STORED DATA:
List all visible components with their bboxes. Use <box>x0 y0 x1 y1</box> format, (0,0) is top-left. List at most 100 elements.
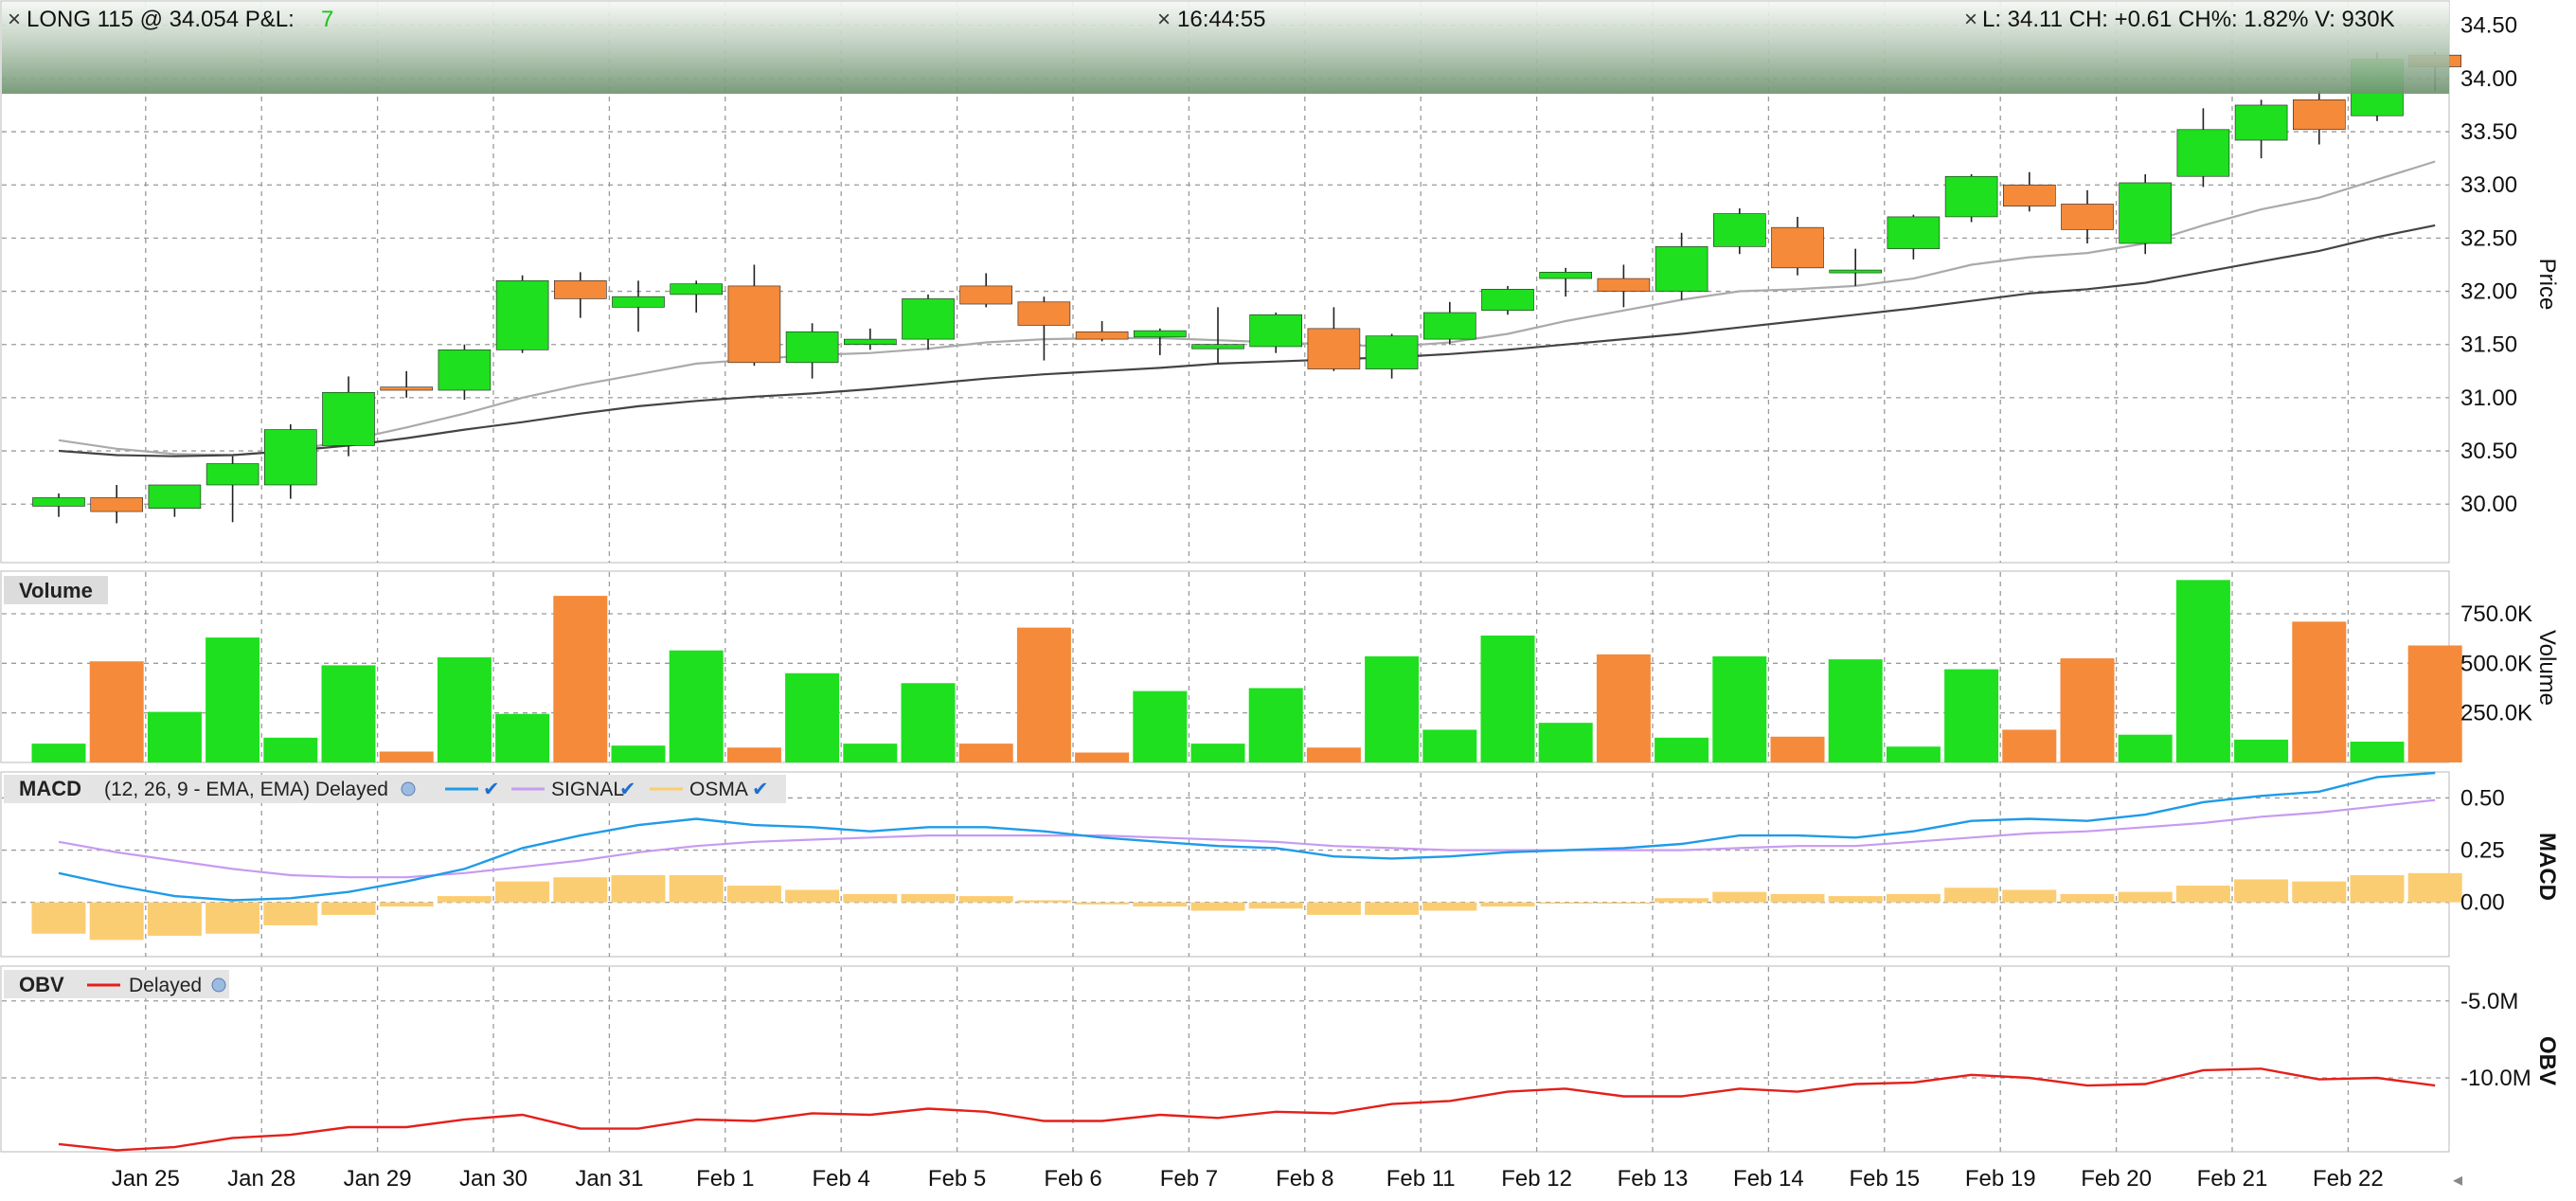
macd-plot <box>31 771 2462 941</box>
volume-tick-label: 250.0K <box>2460 701 2532 726</box>
x-tick-label: Feb 20 <box>2081 1166 2152 1192</box>
osma-bar <box>1016 900 1071 903</box>
price-tick-label: 34.50 <box>2460 13 2517 39</box>
osma-bar <box>1596 902 1651 905</box>
candle-body <box>322 391 375 446</box>
osma-bar <box>669 875 724 903</box>
volume-bar <box>147 711 202 762</box>
osma-bar <box>2234 879 2289 903</box>
volume-axis-title: Volume <box>2534 630 2560 706</box>
candle-body <box>612 296 665 308</box>
candle-body <box>1944 175 1998 218</box>
obv-panel[interactable] <box>0 965 2450 1153</box>
pnl-value: 7 <box>321 7 333 32</box>
close-icon[interactable]: × <box>1157 7 1171 32</box>
osma-bar <box>2002 889 2057 903</box>
axis-labels: Jan 25 Jan 28 Jan 29 Jan 30 Jan 31 Feb 1 Feb 4… <box>112 13 2532 1192</box>
close-icon[interactable]: × <box>1964 7 1977 32</box>
scroll-handle-icon[interactable]: ◂ <box>2453 1170 2462 1191</box>
macd-line <box>58 771 2436 902</box>
osma-legend-label: OSMA <box>689 779 748 800</box>
volume-bar <box>843 744 898 762</box>
osma-bar <box>1306 902 1361 915</box>
checkmark-icon[interactable]: ✔ <box>619 779 636 800</box>
price-axis-title: Price <box>2534 259 2560 311</box>
signal-legend-label: SIGNAL <box>551 779 624 800</box>
candle-body <box>553 280 607 299</box>
macd-legend[interactable]: MACD (12, 26, 9 - EMA, EMA) Delayed ✔ SI… <box>4 775 786 803</box>
osma-bar <box>2350 875 2405 903</box>
price-tick-label: 33.00 <box>2460 172 2517 198</box>
osma-bar <box>1655 898 1709 903</box>
candle-body <box>2293 99 2346 131</box>
price-panel[interactable] <box>0 0 2450 564</box>
settings-icon[interactable] <box>401 781 416 797</box>
checkmark-icon[interactable]: ✔ <box>483 779 500 800</box>
osma-bar <box>1770 893 1825 903</box>
candle-body <box>785 331 839 364</box>
volume-bar <box>2350 742 2405 762</box>
header-time: 16:44:55 <box>1177 7 1265 32</box>
close-icon[interactable]: × <box>8 7 21 32</box>
x-tick-label: Feb 7 <box>1160 1166 1218 1192</box>
osma-bar <box>89 902 144 941</box>
obv-axis-title: OBV <box>2534 1036 2560 1085</box>
macd-tick-label: 0.00 <box>2460 890 2505 916</box>
x-tick-label: Feb 13 <box>1618 1166 1689 1192</box>
volume-bar <box>958 744 1013 762</box>
volume-bar <box>901 683 956 762</box>
fast-moving-average-line <box>58 160 2436 457</box>
price-tick-label: 32.50 <box>2460 225 2517 251</box>
checkmark-icon[interactable]: ✔ <box>752 779 769 800</box>
candle-body <box>1249 314 1302 348</box>
volume-bar <box>1248 688 1303 762</box>
candle-body <box>1829 269 1882 274</box>
volume-tag-label: Volume <box>19 579 93 602</box>
volume-bar <box>669 650 724 762</box>
volume-bar <box>1712 655 1767 762</box>
volume-tag[interactable]: Volume <box>4 576 108 604</box>
volume-bar <box>321 665 376 762</box>
settings-icon[interactable] <box>211 977 226 993</box>
price-tick-label: 32.00 <box>2460 279 2517 305</box>
candle-body <box>1539 272 1592 279</box>
candle-body <box>2234 104 2288 141</box>
osma-bar <box>31 902 86 934</box>
osma-bar <box>1190 902 1245 911</box>
obv-tick-label: -5.0M <box>2460 989 2518 1014</box>
osma-bar <box>2407 872 2462 903</box>
volume-bar <box>2118 734 2173 762</box>
candle-body <box>2061 204 2114 230</box>
candle-body <box>670 283 724 296</box>
volume-bar <box>726 747 781 762</box>
macd-params: (12, 26, 9 - EMA, EMA) Delayed <box>104 779 388 800</box>
macd-tick-label: 0.25 <box>2460 838 2505 864</box>
volume-bar <box>2292 621 2347 762</box>
candle-body <box>438 350 492 391</box>
osma-bar <box>1422 902 1477 911</box>
x-tick-label: Jan 28 <box>227 1166 295 1192</box>
osma-bar <box>437 896 492 903</box>
volume-bar <box>1655 737 1709 762</box>
volume-bar <box>1828 659 1883 762</box>
volume-bar <box>1944 669 1999 762</box>
osma-bar <box>2118 891 2173 903</box>
quote-header <box>2 2 2449 94</box>
osma-bar <box>2292 881 2347 903</box>
obv-legend-label: Delayed <box>129 975 202 996</box>
x-tick-label: Feb 4 <box>813 1166 870 1192</box>
volume-bar <box>1016 627 1071 762</box>
candle-body <box>206 463 259 486</box>
osma-bar <box>2175 886 2230 903</box>
osma-bar <box>1886 893 1941 903</box>
candle-body <box>2119 182 2172 244</box>
osma-bar <box>263 902 318 925</box>
obv-legend[interactable]: OBV Delayed <box>4 970 229 998</box>
macd-tag-label: MACD <box>19 777 81 800</box>
obv-plot <box>58 1067 2436 1152</box>
price-tick-label: 31.50 <box>2460 332 2517 358</box>
volume-bar <box>1190 744 1245 762</box>
candle-body <box>1771 226 1824 269</box>
x-tick-label: Feb 1 <box>696 1166 754 1192</box>
position-text: LONG 115 @ 34.054 P&L: <box>27 7 295 32</box>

PROBLEM STATEMENT: Reproduce every row above character for character, omitting the picture.

RESPONSE TO THE TASK:
List all visible components with their bboxes. Use <box>x0 y0 x1 y1</box> format, (0,0) is top-left. List at most 100 elements.
macd-plot <box>31 771 2462 941</box>
volume-tick-label: 250.0K <box>2460 701 2532 726</box>
x-tick-label: Feb 20 <box>2081 1166 2152 1192</box>
osma-bar <box>1016 900 1071 903</box>
price-tick-label: 34.50 <box>2460 13 2517 39</box>
osma-bar <box>1596 902 1651 905</box>
candle-body <box>322 391 375 446</box>
osma-bar <box>669 875 724 903</box>
volume-bar <box>147 711 202 762</box>
osma-bar <box>2234 879 2289 903</box>
volume-axis-title: Volume <box>2534 630 2560 706</box>
candle-body <box>612 296 665 308</box>
candle-body <box>1944 175 1998 218</box>
obv-panel[interactable] <box>0 965 2450 1153</box>
pnl-value: 7 <box>321 7 333 32</box>
close-icon[interactable]: × <box>1157 7 1171 32</box>
osma-bar <box>2002 889 2057 903</box>
axis-labels: Jan 25 Jan 28 Jan 29 Jan 30 Jan 31 Feb 1 Feb 4… <box>112 13 2532 1192</box>
close-icon[interactable]: × <box>1964 7 1977 32</box>
scroll-handle-icon[interactable]: ◂ <box>2453 1170 2462 1191</box>
macd-line <box>58 771 2436 902</box>
osma-legend-label: OSMA <box>689 779 748 800</box>
volume-bar <box>843 744 898 762</box>
osma-bar <box>1306 902 1361 915</box>
checkmark-icon[interactable]: ✔ <box>619 779 636 800</box>
price-axis-title: Price <box>2534 259 2560 311</box>
signal-legend-label: SIGNAL <box>551 779 624 800</box>
candle-body <box>553 280 607 299</box>
macd-legend[interactable]: MACD (12, 26, 9 - EMA, EMA) Delayed ✔ SI… <box>4 775 786 803</box>
osma-bar <box>2350 875 2405 903</box>
price-tick-label: 33.00 <box>2460 172 2517 198</box>
osma-bar <box>1655 898 1709 903</box>
candle-body <box>2293 99 2346 131</box>
price-panel[interactable] <box>0 0 2450 564</box>
settings-icon[interactable] <box>401 781 416 797</box>
checkmark-icon[interactable]: ✔ <box>483 779 500 800</box>
osma-bar <box>1770 893 1825 903</box>
candle-body <box>785 331 839 364</box>
volume-bar <box>2350 742 2405 762</box>
header-time: 16:44:55 <box>1177 7 1265 32</box>
close-icon[interactable]: × <box>8 7 21 32</box>
x-tick-label: Feb 7 <box>1160 1166 1218 1192</box>
osma-bar <box>89 902 144 941</box>
obv-axis-title: OBV <box>2534 1036 2560 1085</box>
macd-tick-label: 0.00 <box>2460 890 2505 916</box>
x-tick-label: Feb 13 <box>1618 1166 1689 1192</box>
volume-bar <box>958 744 1013 762</box>
volume-bar <box>901 683 956 762</box>
fast-moving-average-line <box>58 160 2436 457</box>
price-tick-label: 32.50 <box>2460 225 2517 251</box>
checkmark-icon[interactable]: ✔ <box>752 779 769 800</box>
candle-body <box>1249 314 1302 348</box>
volume-bar <box>1248 688 1303 762</box>
candle-body <box>1829 269 1882 274</box>
volume-tag-label: Volume <box>19 579 93 602</box>
volume-bar <box>669 650 724 762</box>
volume-bar <box>1712 655 1767 762</box>
volume-tag[interactable]: Volume <box>4 576 108 604</box>
volume-bar <box>321 665 376 762</box>
settings-icon[interactable] <box>211 977 226 993</box>
price-tick-label: 32.00 <box>2460 279 2517 305</box>
candle-body <box>1539 272 1592 279</box>
candle-body <box>2234 104 2288 141</box>
osma-bar <box>31 902 86 934</box>
osma-bar <box>1190 902 1245 911</box>
obv-tick-label: -5.0M <box>2460 989 2518 1014</box>
osma-bar <box>2407 872 2462 903</box>
volume-bar <box>2118 734 2173 762</box>
candle-body <box>2061 204 2114 230</box>
candle-body <box>670 283 724 296</box>
volume-bar <box>726 747 781 762</box>
macd-params: (12, 26, 9 - EMA, EMA) Delayed <box>104 779 388 800</box>
macd-tick-label: 0.25 <box>2460 838 2505 864</box>
volume-bar <box>2292 621 2347 762</box>
candle-body <box>438 350 492 391</box>
osma-bar <box>1422 902 1477 911</box>
x-tick-label: Jan 28 <box>227 1166 295 1192</box>
osma-bar <box>437 896 492 903</box>
volume-bar <box>1655 737 1709 762</box>
volume-bar <box>1828 659 1883 762</box>
volume-bar <box>1944 669 1999 762</box>
osma-bar <box>2118 891 2173 903</box>
quote-header <box>2 2 2449 94</box>
osma-bar <box>2292 881 2347 903</box>
obv-legend-label: Delayed <box>129 975 202 996</box>
x-tick-label: Feb 4 <box>813 1166 870 1192</box>
volume-bar <box>1016 627 1071 762</box>
candle-body <box>206 463 259 486</box>
osma-bar <box>2175 886 2230 903</box>
osma-bar <box>1886 893 1941 903</box>
candle-body <box>2119 182 2172 244</box>
osma-bar <box>263 902 318 925</box>
obv-legend[interactable]: OBV Delayed <box>4 970 229 998</box>
macd-tag-label: MACD <box>19 777 81 800</box>
obv-plot <box>58 1067 2436 1152</box>
price-tick-label: 31.50 <box>2460 332 2517 358</box>
volume-bar <box>1190 744 1245 762</box>
candle-body <box>1771 226 1824 269</box>
x-tick-label: Feb 1 <box>696 1166 754 1192</box>
position-text: LONG 115 @ 34.054 P&L: <box>27 7 295 32</box>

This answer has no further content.